─── DATA ───

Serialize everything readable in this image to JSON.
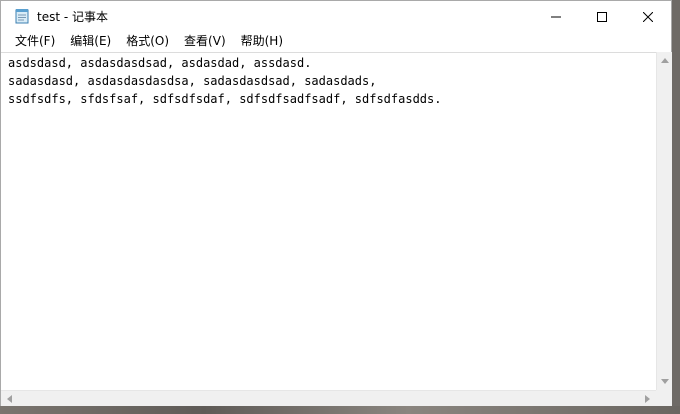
{
  "window": {
    "title": "test - 记事本",
    "accent": "#0078d7"
  },
  "menu": {
    "items": [
      {
        "label": "文件(F)"
      },
      {
        "label": "编辑(E)"
      },
      {
        "label": "格式(O)"
      },
      {
        "label": "查看(V)"
      },
      {
        "label": "帮助(H)"
      }
    ]
  },
  "editor": {
    "lines": [
      "asdsdasd, asdasdasdsad, asdasdad, assdasd.",
      "sadasdasd, asdasdasdasdsa, sadasdasdsad, sadasdads,",
      "ssdfsdfs, sfdsfsaf, sdfsdfsdaf, sdfsdfsadfsadf, sdfsdfasdds."
    ]
  },
  "icons": {
    "app": "notepad-icon",
    "minimize": "minimize-icon",
    "maximize": "maximize-icon",
    "close": "close-icon"
  }
}
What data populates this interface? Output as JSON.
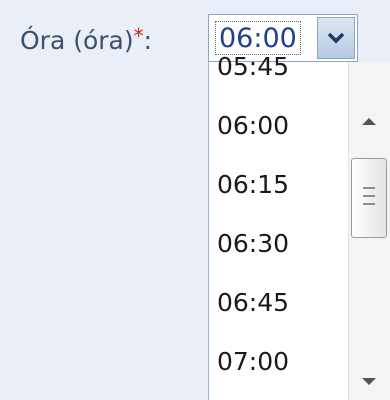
{
  "field": {
    "label": "Óra (óra)",
    "required_mark": "*",
    "colon": ":"
  },
  "combo": {
    "selected_value": "06:00",
    "button_icon": "chevron-down-icon"
  },
  "dropdown": {
    "options": [
      "05:45",
      "06:00",
      "06:15",
      "06:30",
      "06:45",
      "07:00"
    ]
  },
  "scrollbar": {
    "up_icon": "scroll-up-arrow-icon",
    "down_icon": "scroll-down-arrow-icon",
    "thumb_icon": "grip-icon"
  },
  "colors": {
    "background": "#e9eef7",
    "label_text": "#3b4f6e",
    "required": "#d11f1f",
    "selected_text": "#1f3f8f",
    "border": "#8aa6c7"
  }
}
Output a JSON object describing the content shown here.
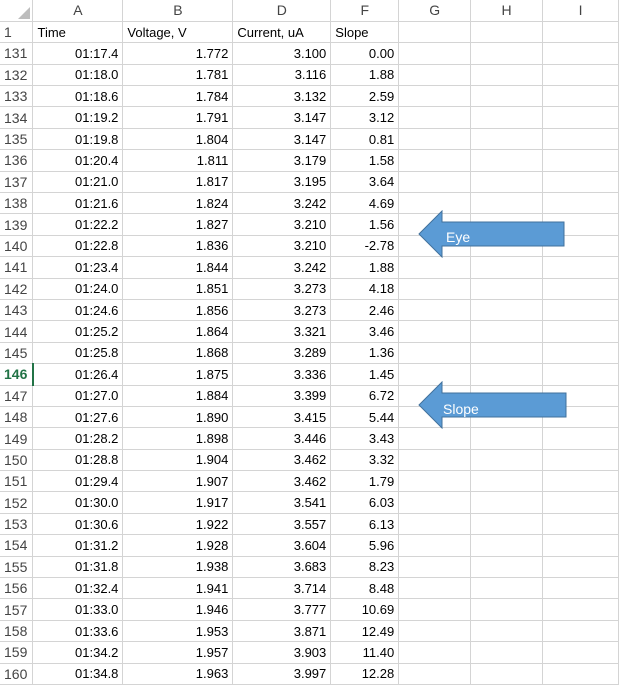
{
  "columns": [
    "A",
    "B",
    "D",
    "F",
    "G",
    "H",
    "I"
  ],
  "header_row": {
    "row": "1",
    "cells": [
      "Time",
      "Voltage, V",
      "Current, uA",
      "Slope",
      "",
      "",
      ""
    ]
  },
  "active_row": "146",
  "rows": [
    {
      "row": "131",
      "cells": [
        "01:17.4",
        "1.772",
        "3.100",
        "0.00"
      ]
    },
    {
      "row": "132",
      "cells": [
        "01:18.0",
        "1.781",
        "3.116",
        "1.88"
      ]
    },
    {
      "row": "133",
      "cells": [
        "01:18.6",
        "1.784",
        "3.132",
        "2.59"
      ]
    },
    {
      "row": "134",
      "cells": [
        "01:19.2",
        "1.791",
        "3.147",
        "3.12"
      ]
    },
    {
      "row": "135",
      "cells": [
        "01:19.8",
        "1.804",
        "3.147",
        "0.81"
      ]
    },
    {
      "row": "136",
      "cells": [
        "01:20.4",
        "1.811",
        "3.179",
        "1.58"
      ]
    },
    {
      "row": "137",
      "cells": [
        "01:21.0",
        "1.817",
        "3.195",
        "3.64"
      ]
    },
    {
      "row": "138",
      "cells": [
        "01:21.6",
        "1.824",
        "3.242",
        "4.69"
      ]
    },
    {
      "row": "139",
      "cells": [
        "01:22.2",
        "1.827",
        "3.210",
        "1.56"
      ]
    },
    {
      "row": "140",
      "cells": [
        "01:22.8",
        "1.836",
        "3.210",
        "-2.78"
      ]
    },
    {
      "row": "141",
      "cells": [
        "01:23.4",
        "1.844",
        "3.242",
        "1.88"
      ]
    },
    {
      "row": "142",
      "cells": [
        "01:24.0",
        "1.851",
        "3.273",
        "4.18"
      ]
    },
    {
      "row": "143",
      "cells": [
        "01:24.6",
        "1.856",
        "3.273",
        "2.46"
      ]
    },
    {
      "row": "144",
      "cells": [
        "01:25.2",
        "1.864",
        "3.321",
        "3.46"
      ]
    },
    {
      "row": "145",
      "cells": [
        "01:25.8",
        "1.868",
        "3.289",
        "1.36"
      ]
    },
    {
      "row": "146",
      "cells": [
        "01:26.4",
        "1.875",
        "3.336",
        "1.45"
      ]
    },
    {
      "row": "147",
      "cells": [
        "01:27.0",
        "1.884",
        "3.399",
        "6.72"
      ]
    },
    {
      "row": "148",
      "cells": [
        "01:27.6",
        "1.890",
        "3.415",
        "5.44"
      ]
    },
    {
      "row": "149",
      "cells": [
        "01:28.2",
        "1.898",
        "3.446",
        "3.43"
      ]
    },
    {
      "row": "150",
      "cells": [
        "01:28.8",
        "1.904",
        "3.462",
        "3.32"
      ]
    },
    {
      "row": "151",
      "cells": [
        "01:29.4",
        "1.907",
        "3.462",
        "1.79"
      ]
    },
    {
      "row": "152",
      "cells": [
        "01:30.0",
        "1.917",
        "3.541",
        "6.03"
      ]
    },
    {
      "row": "153",
      "cells": [
        "01:30.6",
        "1.922",
        "3.557",
        "6.13"
      ]
    },
    {
      "row": "154",
      "cells": [
        "01:31.2",
        "1.928",
        "3.604",
        "5.96"
      ]
    },
    {
      "row": "155",
      "cells": [
        "01:31.8",
        "1.938",
        "3.683",
        "8.23"
      ]
    },
    {
      "row": "156",
      "cells": [
        "01:32.4",
        "1.941",
        "3.714",
        "8.48"
      ]
    },
    {
      "row": "157",
      "cells": [
        "01:33.0",
        "1.946",
        "3.777",
        "10.69"
      ]
    },
    {
      "row": "158",
      "cells": [
        "01:33.6",
        "1.953",
        "3.871",
        "12.49"
      ]
    },
    {
      "row": "159",
      "cells": [
        "01:34.2",
        "1.957",
        "3.903",
        "11.40"
      ]
    },
    {
      "row": "160",
      "cells": [
        "01:34.8",
        "1.963",
        "3.997",
        "12.28"
      ]
    }
  ],
  "annotations": [
    {
      "name": "eye-arrow",
      "label": "Eye",
      "points_to_row": "139"
    },
    {
      "name": "slope-arrow",
      "label": "Slope",
      "points_to_row": "147"
    }
  ],
  "colors": {
    "arrow_fill": "#5b9bd5",
    "arrow_stroke": "#41719c",
    "active_row_header": "#217346",
    "gridline": "#d4d4d4"
  }
}
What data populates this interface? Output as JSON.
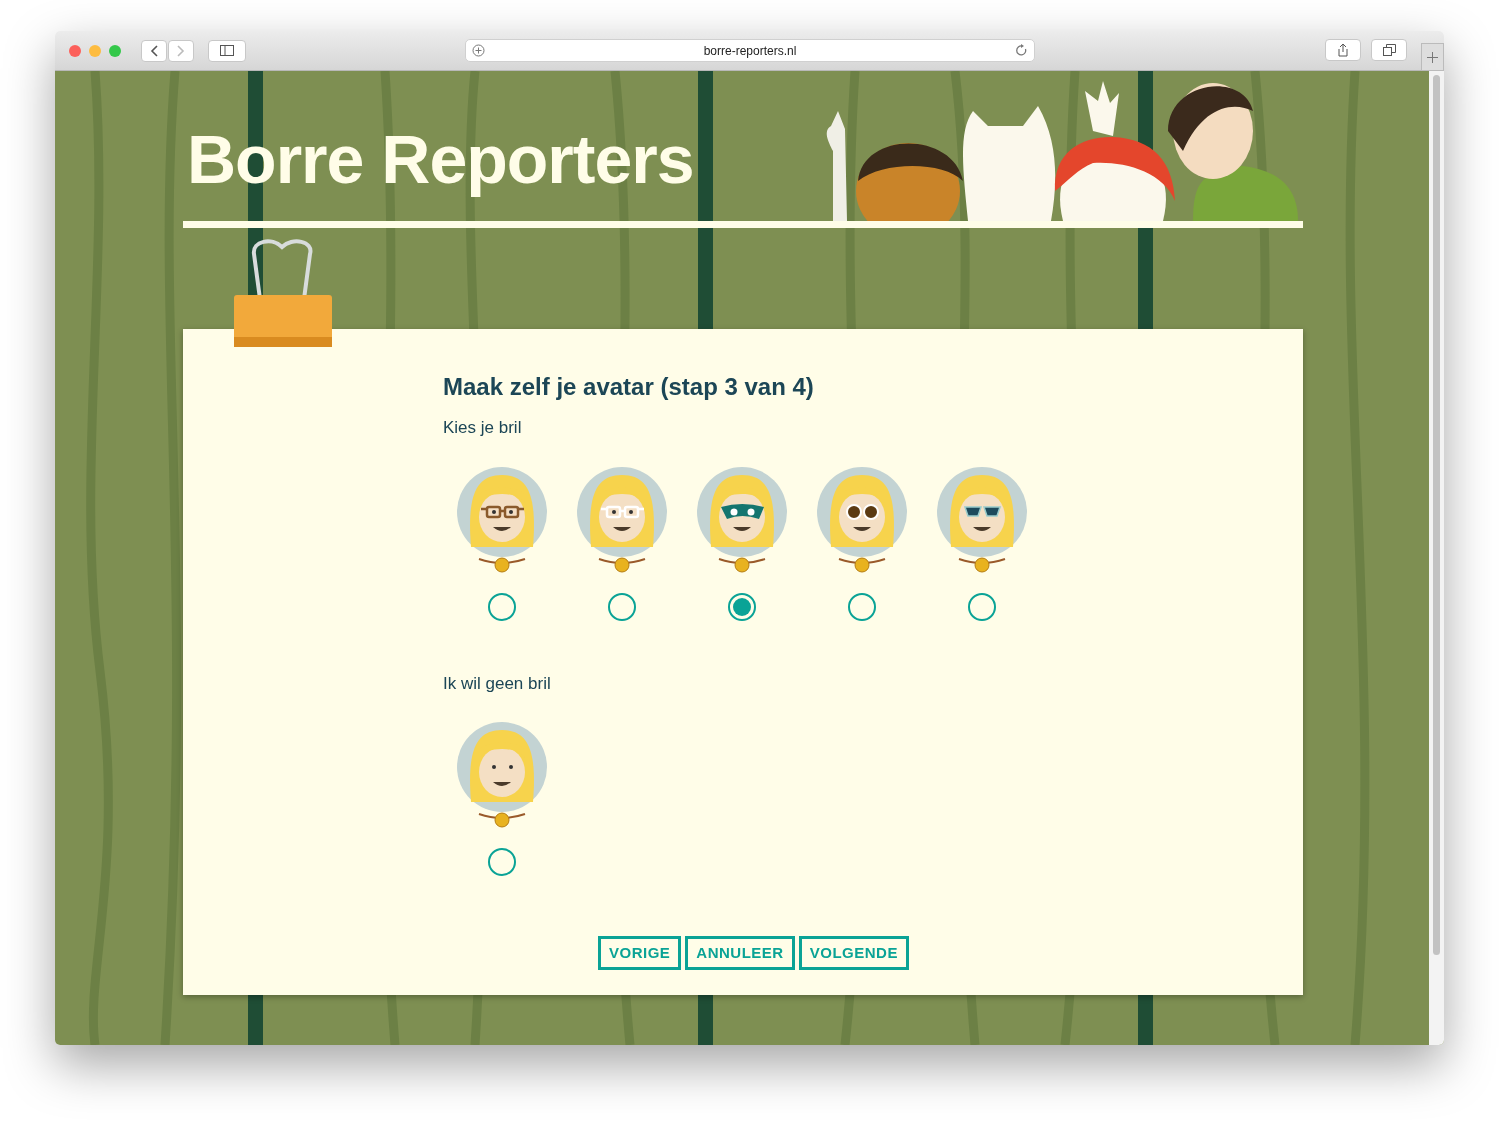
{
  "browser": {
    "url": "borre-reporters.nl"
  },
  "site": {
    "title": "Borre Reporters"
  },
  "form": {
    "heading": "Maak zelf je avatar (stap 3 van 4)",
    "groups": [
      {
        "label": "Kies je bril",
        "options": [
          {
            "kind": "brown-frames",
            "selected": false
          },
          {
            "kind": "white-frames",
            "selected": false
          },
          {
            "kind": "mask",
            "selected": true
          },
          {
            "kind": "round-dark",
            "selected": false
          },
          {
            "kind": "sunglasses",
            "selected": false
          }
        ]
      },
      {
        "label": "Ik wil geen bril",
        "options": [
          {
            "kind": "none",
            "selected": false
          }
        ]
      }
    ],
    "buttons": [
      "VORIGE",
      "ANNULEER",
      "VOLGENDE"
    ]
  }
}
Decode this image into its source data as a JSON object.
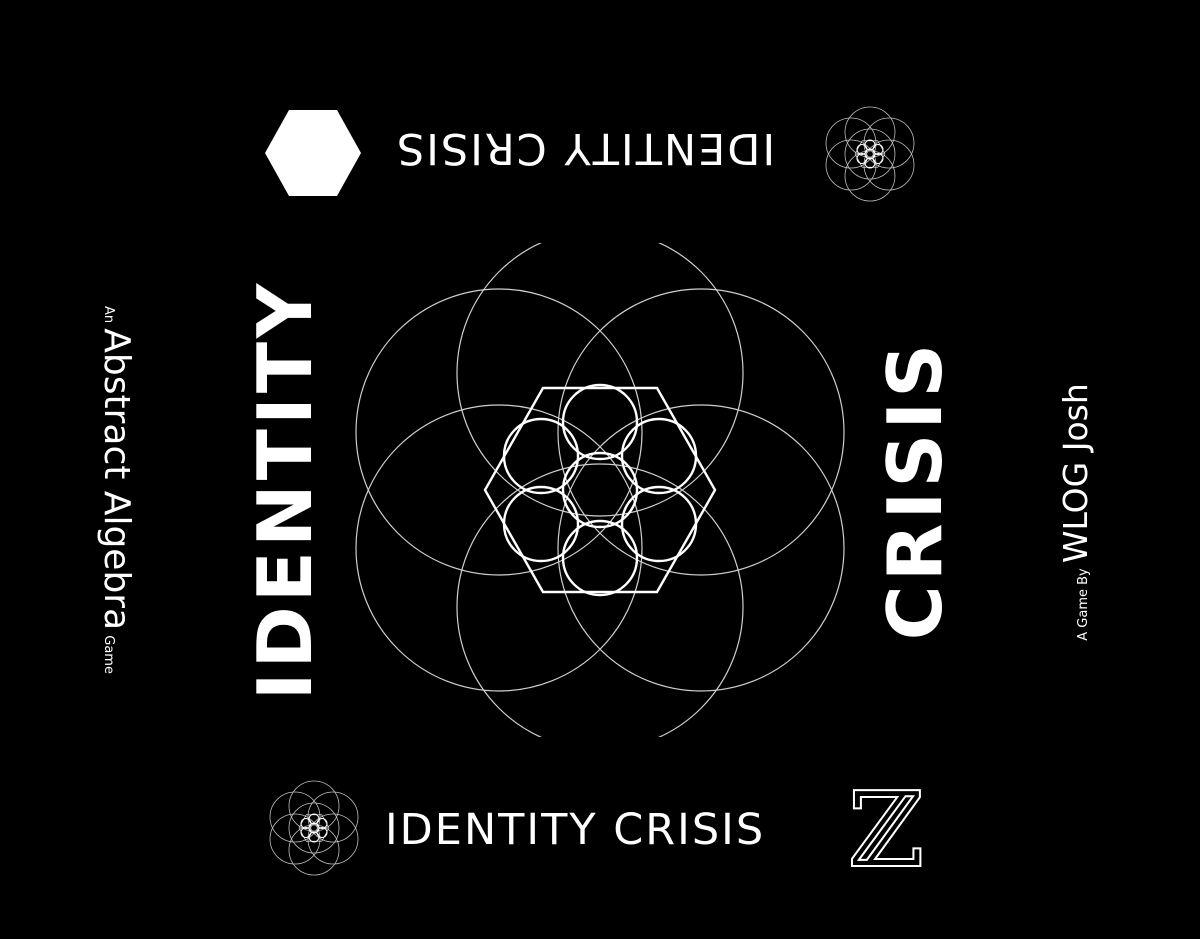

───

REQUIRED TASK - Output a faithful copy of the data, with each picture left out.

REPLY -
Serialize everything readable in this image to JSON.
{
  "window": {
    "title": "test - 记事本",
    "accent": "#0078d7"
  },
  "menu": {
    "items": [
      {
        "label": "文件(F)"
      },
      {
        "label": "编辑(E)"
      },
      {
        "label": "格式(O)"
      },
      {
        "label": "查看(V)"
      },
      {
        "label": "帮助(H)"
      }
    ]
  },
  "editor": {
    "lines": [
      "asdsdasd, asdasdasdsad, asdasdad, assdasd.",
      "sadasdasd, asdasdasdasdsa, sadasdasdsad, sadasdads,",
      "ssdfsdfs, sfdsfsaf, sdfsdfsdaf, sdfsdfsadfsadf, sdfsdfasdds."
    ]
  },
  "icons": {
    "app": "notepad-icon",
    "minimize": "minimize-icon",
    "maximize": "maximize-icon",
    "close": "close-icon"
  }
}
What data populates this interface? Output as JSON.
{
  "field": {
    "label": "Óra (óra)",
    "required_mark": "*",
    "colon": ":"
  },
  "combo": {
    "selected_value": "06:00",
    "button_icon": "chevron-down-icon"
  },
  "dropdown": {
    "options": [
      "05:45",
      "06:00",
      "06:15",
      "06:30",
      "06:45",
      "07:00"
    ]
  },
  "scrollbar": {
    "up_icon": "scroll-up-arrow-icon",
    "down_icon": "scroll-down-arrow-icon",
    "thumb_icon": "grip-icon"
  },
  "colors": {
    "background": "#e9eef7",
    "label_text": "#3b4f6e",
    "required": "#d11f1f",
    "selected_text": "#1f3f8f",
    "border": "#8aa6c7"
  }
}
Output a JSON object describing the content shown here.
{
  "columns": [
    "A",
    "B",
    "D",
    "F",
    "G",
    "H",
    "I"
  ],
  "header_row": {
    "row": "1",
    "cells": [
      "Time",
      "Voltage, V",
      "Current, uA",
      "Slope",
      "",
      "",
      ""
    ]
  },
  "active_row": "146",
  "rows": [
    {
      "row": "131",
      "cells": [
        "01:17.4",
        "1.772",
        "3.100",
        "0.00"
      ]
    },
    {
      "row": "132",
      "cells": [
        "01:18.0",
        "1.781",
        "3.116",
        "1.88"
      ]
    },
    {
      "row": "133",
      "cells": [
        "01:18.6",
        "1.784",
        "3.132",
        "2.59"
      ]
    },
    {
      "row": "134",
      "cells": [
        "01:19.2",
        "1.791",
        "3.147",
        "3.12"
      ]
    },
    {
      "row": "135",
      "cells": [
        "01:19.8",
        "1.804",
        "3.147",
        "0.81"
      ]
    },
    {
      "row": "136",
      "cells": [
        "01:20.4",
        "1.811",
        "3.179",
        "1.58"
      ]
    },
    {
      "row": "137",
      "cells": [
        "01:21.0",
        "1.817",
        "3.195",
        "3.64"
      ]
    },
    {
      "row": "138",
      "cells": [
        "01:21.6",
        "1.824",
        "3.242",
        "4.69"
      ]
    },
    {
      "row": "139",
      "cells": [
        "01:22.2",
        "1.827",
        "3.210",
        "1.56"
      ]
    },
    {
      "row": "140",
      "cells": [
        "01:22.8",
        "1.836",
        "3.210",
        "-2.78"
      ]
    },
    {
      "row": "141",
      "cells": [
        "01:23.4",
        "1.844",
        "3.242",
        "1.88"
      ]
    },
    {
      "row": "142",
      "cells": [
        "01:24.0",
        "1.851",
        "3.273",
        "4.18"
      ]
    },
    {
      "row": "143",
      "cells": [
        "01:24.6",
        "1.856",
        "3.273",
        "2.46"
      ]
    },
    {
      "row": "144",
      "cells": [
        "01:25.2",
        "1.864",
        "3.321",
        "3.46"
      ]
    },
    {
      "row": "145",
      "cells": [
        "01:25.8",
        "1.868",
        "3.289",
        "1.36"
      ]
    },
    {
      "row": "146",
      "cells": [
        "01:26.4",
        "1.875",
        "3.336",
        "1.45"
      ]
    },
    {
      "row": "147",
      "cells": [
        "01:27.0",
        "1.884",
        "3.399",
        "6.72"
      ]
    },
    {
      "row": "148",
      "cells": [
        "01:27.6",
        "1.890",
        "3.415",
        "5.44"
      ]
    },
    {
      "row": "149",
      "cells": [
        "01:28.2",
        "1.898",
        "3.446",
        "3.43"
      ]
    },
    {
      "row": "150",
      "cells": [
        "01:28.8",
        "1.904",
        "3.462",
        "3.32"
      ]
    },
    {
      "row": "151",
      "cells": [
        "01:29.4",
        "1.907",
        "3.462",
        "1.79"
      ]
    },
    {
      "row": "152",
      "cells": [
        "01:30.0",
        "1.917",
        "3.541",
        "6.03"
      ]
    },
    {
      "row": "153",
      "cells": [
        "01:30.6",
        "1.922",
        "3.557",
        "6.13"
      ]
    },
    {
      "row": "154",
      "cells": [
        "01:31.2",
        "1.928",
        "3.604",
        "5.96"
      ]
    },
    {
      "row": "155",
      "cells": [
        "01:31.8",
        "1.938",
        "3.683",
        "8.23"
      ]
    },
    {
      "row": "156",
      "cells": [
        "01:32.4",
        "1.941",
        "3.714",
        "8.48"
      ]
    },
    {
      "row": "157",
      "cells": [
        "01:33.0",
        "1.946",
        "3.777",
        "10.69"
      ]
    },
    {
      "row": "158",
      "cells": [
        "01:33.6",
        "1.953",
        "3.871",
        "12.49"
      ]
    },
    {
      "row": "159",
      "cells": [
        "01:34.2",
        "1.957",
        "3.903",
        "11.40"
      ]
    },
    {
      "row": "160",
      "cells": [
        "01:34.8",
        "1.963",
        "3.997",
        "12.28"
      ]
    }
  ],
  "annotations": [
    {
      "name": "eye-arrow",
      "label": "Eye",
      "points_to_row": "139"
    },
    {
      "name": "slope-arrow",
      "label": "Slope",
      "points_to_row": "147"
    }
  ],
  "colors": {
    "arrow_fill": "#5b9bd5",
    "arrow_stroke": "#41719c",
    "active_row_header": "#217346",
    "gridline": "#d4d4d4"
  }
}
What data populates this interface? Output as JSON.
{
  "browser": {
    "url": "borre-reporters.nl"
  },
  "site": {
    "title": "Borre Reporters"
  },
  "form": {
    "heading": "Maak zelf je avatar (stap 3 van 4)",
    "groups": [
      {
        "label": "Kies je bril",
        "options": [
          {
            "kind": "brown-frames",
            "selected": false
          },
          {
            "kind": "white-frames",
            "selected": false
          },
          {
            "kind": "mask",
            "selected": true
          },
          {
            "kind": "round-dark",
            "selected": false
          },
          {
            "kind": "sunglasses",
            "selected": false
          }
        ]
      },
      {
        "label": "Ik wil geen bril",
        "options": [
          {
            "kind": "none",
            "selected": false
          }
        ]
      }
    ],
    "buttons": [
      "VORIGE",
      "ANNULEER",
      "VOLGENDE"
    ]
  }
}
Decode this image into its source data as a JSON object.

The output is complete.